TO BE DONE:
Go through the material and pull out every line with the string "from" in it.

┏━━

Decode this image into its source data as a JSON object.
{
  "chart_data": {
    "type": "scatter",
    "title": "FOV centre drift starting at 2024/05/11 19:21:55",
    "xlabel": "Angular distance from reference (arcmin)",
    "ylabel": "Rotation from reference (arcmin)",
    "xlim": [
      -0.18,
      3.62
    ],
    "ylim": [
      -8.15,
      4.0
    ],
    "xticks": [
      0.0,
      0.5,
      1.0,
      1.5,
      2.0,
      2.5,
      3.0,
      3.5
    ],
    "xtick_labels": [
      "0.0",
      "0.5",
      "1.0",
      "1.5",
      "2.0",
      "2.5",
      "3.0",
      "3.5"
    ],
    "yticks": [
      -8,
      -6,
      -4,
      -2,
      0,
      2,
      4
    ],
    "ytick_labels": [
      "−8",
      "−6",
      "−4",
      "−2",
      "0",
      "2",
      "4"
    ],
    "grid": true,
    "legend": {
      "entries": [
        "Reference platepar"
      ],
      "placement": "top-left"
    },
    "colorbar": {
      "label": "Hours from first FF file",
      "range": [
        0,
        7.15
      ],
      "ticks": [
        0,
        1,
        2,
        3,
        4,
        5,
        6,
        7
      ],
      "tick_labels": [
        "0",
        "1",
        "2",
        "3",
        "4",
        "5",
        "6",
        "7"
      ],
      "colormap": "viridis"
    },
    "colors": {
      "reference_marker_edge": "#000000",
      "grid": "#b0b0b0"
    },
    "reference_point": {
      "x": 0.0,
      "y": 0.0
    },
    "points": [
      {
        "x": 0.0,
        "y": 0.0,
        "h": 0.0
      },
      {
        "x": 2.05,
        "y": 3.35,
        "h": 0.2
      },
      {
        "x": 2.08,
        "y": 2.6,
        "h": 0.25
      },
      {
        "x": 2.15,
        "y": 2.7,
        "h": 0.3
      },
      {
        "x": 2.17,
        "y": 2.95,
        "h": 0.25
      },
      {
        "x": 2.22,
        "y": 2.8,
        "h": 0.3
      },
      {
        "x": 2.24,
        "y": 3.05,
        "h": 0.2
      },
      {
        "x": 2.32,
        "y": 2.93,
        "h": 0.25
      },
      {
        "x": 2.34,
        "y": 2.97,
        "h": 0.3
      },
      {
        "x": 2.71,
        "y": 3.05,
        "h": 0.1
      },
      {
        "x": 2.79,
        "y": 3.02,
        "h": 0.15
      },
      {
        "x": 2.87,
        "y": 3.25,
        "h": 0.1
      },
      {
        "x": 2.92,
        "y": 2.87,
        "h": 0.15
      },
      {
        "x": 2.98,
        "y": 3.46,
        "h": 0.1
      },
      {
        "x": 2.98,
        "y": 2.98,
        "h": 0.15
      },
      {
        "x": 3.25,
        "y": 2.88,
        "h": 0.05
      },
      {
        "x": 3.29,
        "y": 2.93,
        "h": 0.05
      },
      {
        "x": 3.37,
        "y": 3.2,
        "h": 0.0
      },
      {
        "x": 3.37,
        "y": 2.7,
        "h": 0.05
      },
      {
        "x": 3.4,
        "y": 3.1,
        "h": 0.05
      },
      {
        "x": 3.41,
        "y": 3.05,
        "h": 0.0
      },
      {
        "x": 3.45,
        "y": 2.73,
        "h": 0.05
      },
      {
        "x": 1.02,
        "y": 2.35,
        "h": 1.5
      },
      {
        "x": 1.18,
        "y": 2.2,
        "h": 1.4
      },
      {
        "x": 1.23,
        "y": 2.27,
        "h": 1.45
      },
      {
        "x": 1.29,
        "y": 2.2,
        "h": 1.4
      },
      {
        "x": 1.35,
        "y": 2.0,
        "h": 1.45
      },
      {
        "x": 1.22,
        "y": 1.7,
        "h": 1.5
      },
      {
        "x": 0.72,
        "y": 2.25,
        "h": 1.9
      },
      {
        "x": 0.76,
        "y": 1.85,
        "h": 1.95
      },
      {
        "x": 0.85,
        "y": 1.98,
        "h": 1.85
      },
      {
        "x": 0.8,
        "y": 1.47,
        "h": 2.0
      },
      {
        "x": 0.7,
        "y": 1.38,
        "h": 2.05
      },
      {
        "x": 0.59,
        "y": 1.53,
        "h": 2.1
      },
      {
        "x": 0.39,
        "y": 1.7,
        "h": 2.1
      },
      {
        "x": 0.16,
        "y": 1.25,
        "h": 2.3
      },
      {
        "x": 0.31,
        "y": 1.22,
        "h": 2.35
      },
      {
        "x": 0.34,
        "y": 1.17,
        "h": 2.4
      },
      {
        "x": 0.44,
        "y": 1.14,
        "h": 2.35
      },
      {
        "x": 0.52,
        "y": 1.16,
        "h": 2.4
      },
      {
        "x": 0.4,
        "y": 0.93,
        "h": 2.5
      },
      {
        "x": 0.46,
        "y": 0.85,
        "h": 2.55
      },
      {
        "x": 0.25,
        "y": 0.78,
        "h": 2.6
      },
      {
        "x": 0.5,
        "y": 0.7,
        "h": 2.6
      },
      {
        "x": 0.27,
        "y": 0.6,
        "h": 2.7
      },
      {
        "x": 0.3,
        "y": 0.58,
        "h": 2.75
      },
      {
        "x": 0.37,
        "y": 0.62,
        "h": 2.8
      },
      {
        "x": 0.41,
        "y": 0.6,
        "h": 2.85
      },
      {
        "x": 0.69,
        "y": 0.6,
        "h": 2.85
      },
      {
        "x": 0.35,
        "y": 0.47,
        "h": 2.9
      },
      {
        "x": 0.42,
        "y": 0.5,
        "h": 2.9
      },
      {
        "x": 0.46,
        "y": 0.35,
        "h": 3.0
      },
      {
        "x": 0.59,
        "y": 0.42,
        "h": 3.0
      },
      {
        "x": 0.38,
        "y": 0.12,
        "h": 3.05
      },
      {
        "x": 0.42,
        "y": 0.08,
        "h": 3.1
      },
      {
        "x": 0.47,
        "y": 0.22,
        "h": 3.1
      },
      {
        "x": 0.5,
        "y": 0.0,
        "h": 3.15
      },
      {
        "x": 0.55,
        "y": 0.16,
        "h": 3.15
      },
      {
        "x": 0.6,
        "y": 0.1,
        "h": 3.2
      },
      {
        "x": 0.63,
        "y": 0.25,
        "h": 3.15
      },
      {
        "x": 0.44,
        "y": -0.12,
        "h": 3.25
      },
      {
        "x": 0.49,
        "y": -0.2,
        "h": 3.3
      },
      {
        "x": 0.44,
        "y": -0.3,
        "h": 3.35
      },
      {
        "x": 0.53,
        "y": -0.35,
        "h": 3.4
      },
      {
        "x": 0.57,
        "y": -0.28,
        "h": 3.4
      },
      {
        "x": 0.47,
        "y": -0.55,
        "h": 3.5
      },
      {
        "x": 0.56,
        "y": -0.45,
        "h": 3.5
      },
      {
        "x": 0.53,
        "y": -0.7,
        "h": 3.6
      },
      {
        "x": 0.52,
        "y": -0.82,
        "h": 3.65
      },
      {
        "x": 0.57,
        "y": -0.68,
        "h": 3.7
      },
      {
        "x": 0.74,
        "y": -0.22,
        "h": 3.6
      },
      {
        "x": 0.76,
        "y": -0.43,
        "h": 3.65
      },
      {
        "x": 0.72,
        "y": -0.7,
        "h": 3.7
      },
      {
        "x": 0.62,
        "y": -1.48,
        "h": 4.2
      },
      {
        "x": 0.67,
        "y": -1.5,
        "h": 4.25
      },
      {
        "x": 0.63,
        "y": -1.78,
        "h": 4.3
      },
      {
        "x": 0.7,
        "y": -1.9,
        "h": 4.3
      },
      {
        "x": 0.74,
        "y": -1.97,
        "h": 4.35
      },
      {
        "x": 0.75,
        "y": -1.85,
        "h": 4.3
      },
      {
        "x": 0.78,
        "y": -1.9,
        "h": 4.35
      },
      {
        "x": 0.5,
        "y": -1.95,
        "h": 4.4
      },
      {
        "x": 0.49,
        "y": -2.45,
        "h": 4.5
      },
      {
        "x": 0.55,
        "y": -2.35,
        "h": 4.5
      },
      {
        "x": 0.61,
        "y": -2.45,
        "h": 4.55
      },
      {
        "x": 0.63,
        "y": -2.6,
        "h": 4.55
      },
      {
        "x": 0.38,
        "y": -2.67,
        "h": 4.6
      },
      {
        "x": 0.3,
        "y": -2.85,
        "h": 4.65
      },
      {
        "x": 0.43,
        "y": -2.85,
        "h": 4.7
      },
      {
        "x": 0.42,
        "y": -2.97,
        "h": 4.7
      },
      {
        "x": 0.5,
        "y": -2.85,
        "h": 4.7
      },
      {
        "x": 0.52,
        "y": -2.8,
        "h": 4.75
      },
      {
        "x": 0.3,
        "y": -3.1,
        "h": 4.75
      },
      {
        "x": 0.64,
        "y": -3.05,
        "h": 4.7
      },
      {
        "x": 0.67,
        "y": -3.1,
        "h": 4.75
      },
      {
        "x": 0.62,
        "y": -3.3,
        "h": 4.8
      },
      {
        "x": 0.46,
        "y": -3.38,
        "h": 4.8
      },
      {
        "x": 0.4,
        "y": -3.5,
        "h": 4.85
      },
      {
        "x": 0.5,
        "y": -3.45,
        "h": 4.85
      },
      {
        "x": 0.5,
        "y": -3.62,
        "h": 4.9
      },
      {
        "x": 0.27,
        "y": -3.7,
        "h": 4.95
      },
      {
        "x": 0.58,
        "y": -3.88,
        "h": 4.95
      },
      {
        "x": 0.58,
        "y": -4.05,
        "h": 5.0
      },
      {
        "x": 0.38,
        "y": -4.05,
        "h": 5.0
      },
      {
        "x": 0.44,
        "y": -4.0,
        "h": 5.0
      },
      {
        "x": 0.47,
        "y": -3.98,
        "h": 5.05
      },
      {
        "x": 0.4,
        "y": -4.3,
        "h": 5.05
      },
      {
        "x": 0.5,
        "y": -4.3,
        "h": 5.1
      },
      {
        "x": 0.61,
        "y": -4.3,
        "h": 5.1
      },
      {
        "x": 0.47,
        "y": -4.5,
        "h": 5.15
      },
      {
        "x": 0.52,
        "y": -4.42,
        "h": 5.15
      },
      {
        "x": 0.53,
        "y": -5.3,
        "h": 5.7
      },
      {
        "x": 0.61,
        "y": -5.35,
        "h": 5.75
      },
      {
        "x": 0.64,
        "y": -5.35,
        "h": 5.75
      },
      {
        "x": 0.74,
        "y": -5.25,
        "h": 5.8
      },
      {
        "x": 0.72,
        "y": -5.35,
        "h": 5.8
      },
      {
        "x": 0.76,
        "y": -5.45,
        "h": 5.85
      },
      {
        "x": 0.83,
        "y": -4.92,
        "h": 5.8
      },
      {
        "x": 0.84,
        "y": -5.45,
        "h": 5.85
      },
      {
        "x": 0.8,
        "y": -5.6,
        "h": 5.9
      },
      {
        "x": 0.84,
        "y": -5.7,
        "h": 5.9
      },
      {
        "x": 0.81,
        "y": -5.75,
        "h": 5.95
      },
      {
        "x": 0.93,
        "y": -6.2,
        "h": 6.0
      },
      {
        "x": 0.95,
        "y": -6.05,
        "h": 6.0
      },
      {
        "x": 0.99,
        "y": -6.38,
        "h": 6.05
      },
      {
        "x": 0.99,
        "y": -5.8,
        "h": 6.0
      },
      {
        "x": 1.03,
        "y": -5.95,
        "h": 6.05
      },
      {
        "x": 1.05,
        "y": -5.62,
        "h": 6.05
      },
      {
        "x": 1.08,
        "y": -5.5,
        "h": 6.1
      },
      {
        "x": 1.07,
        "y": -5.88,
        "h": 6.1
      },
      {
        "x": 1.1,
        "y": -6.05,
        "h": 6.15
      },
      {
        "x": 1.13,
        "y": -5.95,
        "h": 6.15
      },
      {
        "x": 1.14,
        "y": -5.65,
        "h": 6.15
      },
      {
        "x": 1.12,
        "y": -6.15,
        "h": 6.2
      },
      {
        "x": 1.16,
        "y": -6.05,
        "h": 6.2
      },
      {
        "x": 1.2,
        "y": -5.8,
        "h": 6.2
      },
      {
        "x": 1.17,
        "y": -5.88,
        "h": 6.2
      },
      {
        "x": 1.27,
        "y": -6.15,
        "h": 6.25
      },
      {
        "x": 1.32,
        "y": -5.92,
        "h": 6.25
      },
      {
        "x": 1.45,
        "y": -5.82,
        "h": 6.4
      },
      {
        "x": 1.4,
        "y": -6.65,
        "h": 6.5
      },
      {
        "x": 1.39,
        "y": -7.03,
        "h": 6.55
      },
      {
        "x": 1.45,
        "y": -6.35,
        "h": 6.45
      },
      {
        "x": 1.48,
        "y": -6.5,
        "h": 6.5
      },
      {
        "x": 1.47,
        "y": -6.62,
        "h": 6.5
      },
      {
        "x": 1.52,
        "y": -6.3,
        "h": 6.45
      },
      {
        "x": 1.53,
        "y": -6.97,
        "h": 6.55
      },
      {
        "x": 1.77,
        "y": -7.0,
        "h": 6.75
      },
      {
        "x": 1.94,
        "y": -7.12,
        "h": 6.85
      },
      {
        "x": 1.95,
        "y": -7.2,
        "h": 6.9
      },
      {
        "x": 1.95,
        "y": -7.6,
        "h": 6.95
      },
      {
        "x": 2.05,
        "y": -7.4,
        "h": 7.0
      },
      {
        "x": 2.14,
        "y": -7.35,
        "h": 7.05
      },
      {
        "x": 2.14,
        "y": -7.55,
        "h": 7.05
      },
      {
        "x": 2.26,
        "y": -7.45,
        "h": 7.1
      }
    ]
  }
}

┗━━

ANSWER TO THIS PROBLEM:
    "xlabel": "Angular distance from reference (arcmin)",
    "ylabel": "Rotation from reference (arcmin)",
      "label": "Hours from first FF file",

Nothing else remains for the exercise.